◆ Instructions to follow: Pick out the lines below with "είδη" and list them.

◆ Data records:

────────────────────

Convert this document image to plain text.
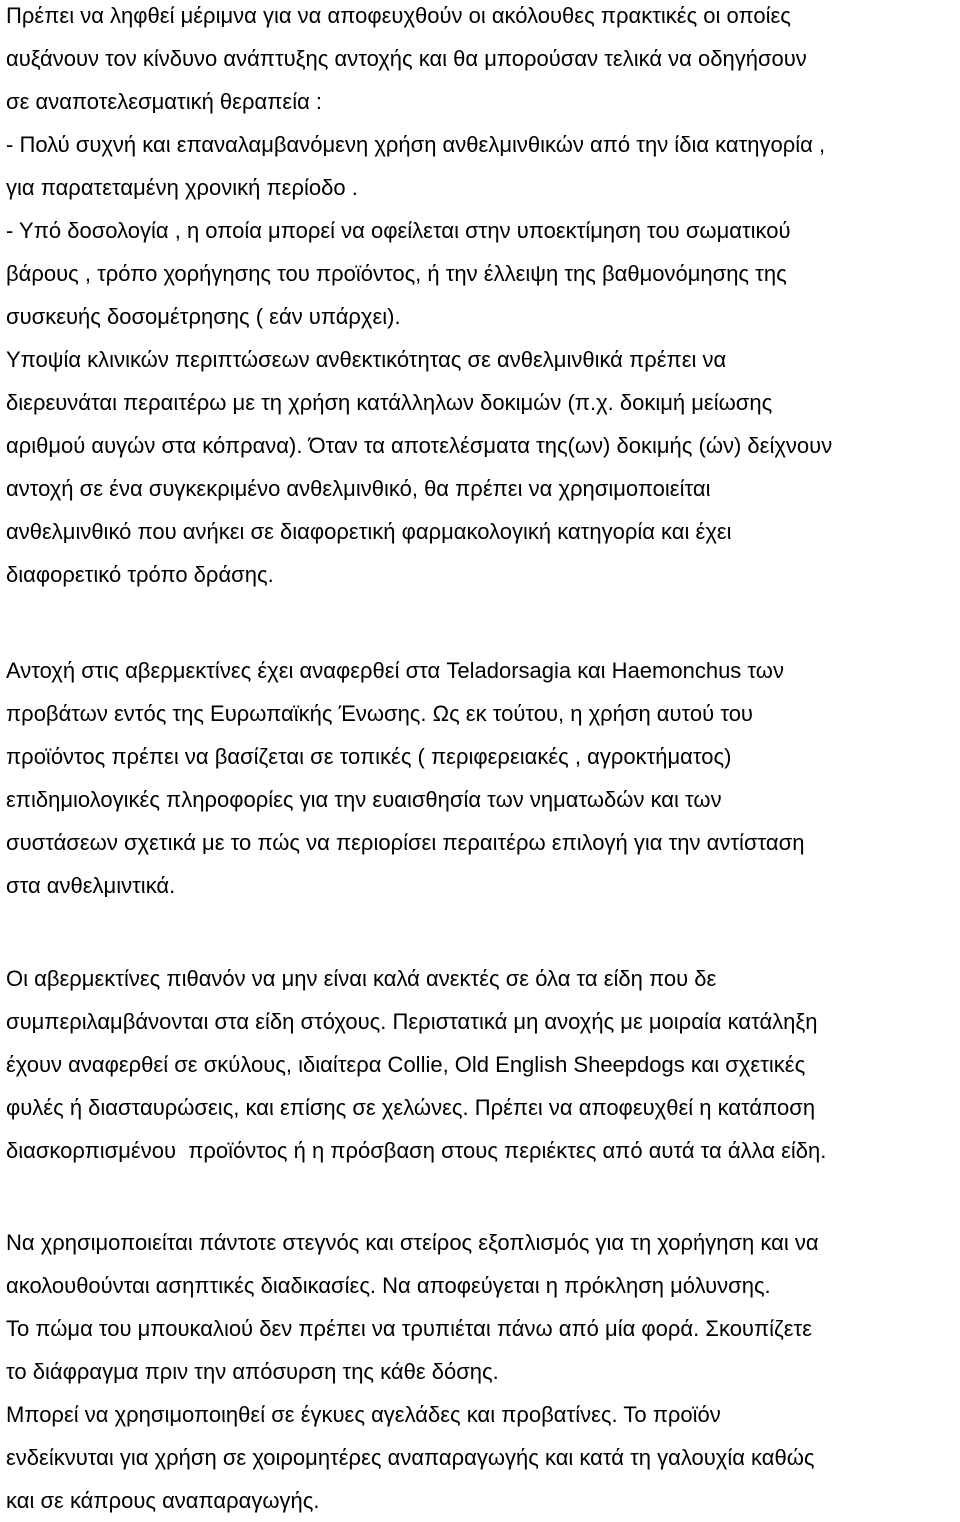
Πρέπει να ληφθεί μέριμνα για να αποφευχθούν οι ακόλουθες πρακτικές οι οποίες

αυξάνουν τον κίνδυνο ανάπτυξης αντοχής και θα μπορούσαν τελικά να οδηγήσουν

σε αναποτελεσματική θεραπεία :

- Πολύ συχνή και επαναλαμβανόμενη χρήση ανθελμινθικών από την ίδια κατηγορία ,

για παρατεταμένη χρονική περίοδο .

- Υπό δοσολογία , η οποία μπορεί να οφείλεται στην υποεκτίμηση του σωματικού

βάρους , τρόπο χορήγησης του προϊόντος, ή την έλλειψη της βαθμονόμησης της

συσκευής δοσομέτρησης ( εάν υπάρχει).

Υποψία κλινικών περιπτώσεων ανθεκτικότητας σε ανθελμινθικά πρέπει να

διερευνάται περαιτέρω με τη χρήση κατάλληλων δοκιμών (π.χ. δοκιμή μείωσης

αριθμού αυγών στα κόπρανα). Όταν τα αποτελέσματα της(ων) δοκιμής (ών) δείχνουν

αντοχή σε ένα συγκεκριμένο ανθελμινθικό, θα πρέπει να χρησιμοποιείται

ανθελμινθικό που ανήκει σε διαφορετική φαρμακολογική κατηγορία και έχει

διαφορετικό τρόπο δράσης.

Αντοχή στις αβερμεκτίνες έχει αναφερθεί στα Teladorsagia και Haemonchus των

προβάτων εντός της Ευρωπαϊκής Ένωσης. Ως εκ τούτου, η χρήση αυτού του

προϊόντος πρέπει να βασίζεται σε τοπικές ( περιφερειακές , αγροκτήματος)

επιδημιολογικές πληροφορίες για την ευαισθησία των νηματωδών και των

συστάσεων σχετικά με το πώς να περιορίσει περαιτέρω επιλογή για την αντίσταση

στα ανθελμιντικά.

Οι αβερμεκτίνες πιθανόν να μην είναι καλά ανεκτές σε όλα τα είδη που δε

συμπεριλαμβάνονται στα είδη στόχους. Περιστατικά μη ανοχής με μοιραία κατάληξη

έχουν αναφερθεί σε σκύλους, ιδιαίτερα Collie, Old English Sheepdogs και σχετικές

φυλές ή διασταυρώσεις, και επίσης σε χελώνες. Πρέπει να αποφευχθεί η κατάποση

διασκορπισμένου  προϊόντος ή η πρόσβαση στους περιέκτες από αυτά τα άλλα είδη.

Να χρησιμοποιείται πάντοτε στεγνός και στείρος εξοπλισμός για τη χορήγηση και να

ακολουθούνται ασηπτικές διαδικασίες. Να αποφεύγεται η πρόκληση μόλυνσης.

Το πώμα του μπουκαλιού δεν πρέπει να τρυπιέται πάνω από μία φορά. Σκουπίζετε

το διάφραγμα πριν την απόσυρση της κάθε δόσης.

Μπορεί να χρησιμοποιηθεί σε έγκυες αγελάδες και προβατίνες. Το προϊόν

ενδείκνυται για χρήση σε χοιρομητέρες αναπαραγωγής και κατά τη γαλουχία καθώς

και σε κάπρους αναπαραγωγής.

────────────────────

◆ Task answer:
Οι αβερμεκτίνες πιθανόν να μην είναι καλά ανεκτές σε όλα τα είδη που δε
συμπεριλαμβάνονται στα είδη στόχους. Περιστατικά μη ανοχής με μοιραία κατάληξη
διασκορπισμένου  προϊόντος ή η πρόσβαση στους περιέκτες από αυτά τα άλλα είδη.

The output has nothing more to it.